_Aim of the task_:
In the records below, find each line with the word "yang" and copy it.

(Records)
*****

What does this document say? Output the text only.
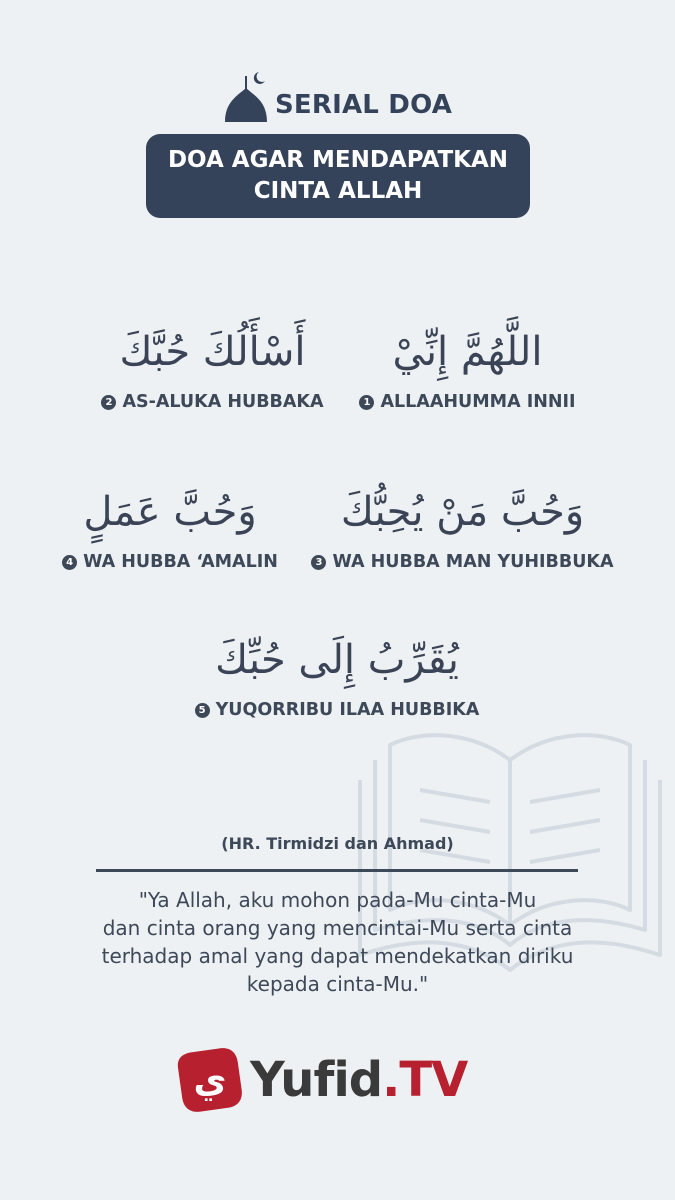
SERIAL DOA
DOA AGAR MENDAPATKAN
CINTA ALLAH
اللَّهُمَّ إِنِّيْ
1 ALLAAHUMMA INNII
أَسْأَلُكَ حُبَّكَ
2 AS-ALUKA HUBBAKA
وَحُبَّ مَنْ يُحِبُّكَ
3 WA HUBBA MAN YUHIBBUKA
وَحُبَّ عَمَلٍ
4 WA HUBBA ‘AMALIN
يُقَرِّبُ إِلَى حُبِّكَ
5 YUQORRIBU ILAA HUBBIKA
(HR. Tirmidzi dan Ahmad)
"Ya Allah, aku mohon pada-Mu cinta-Mu
dan cinta orang yang mencintai-Mu serta cinta
terhadap amal yang dapat mendekatkan diriku
kepada cinta-Mu."
ي Yufid.TV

*****

_Task solution_:
dan cinta orang yang mencintai-Mu serta cinta
terhadap amal yang dapat mendekatkan diriku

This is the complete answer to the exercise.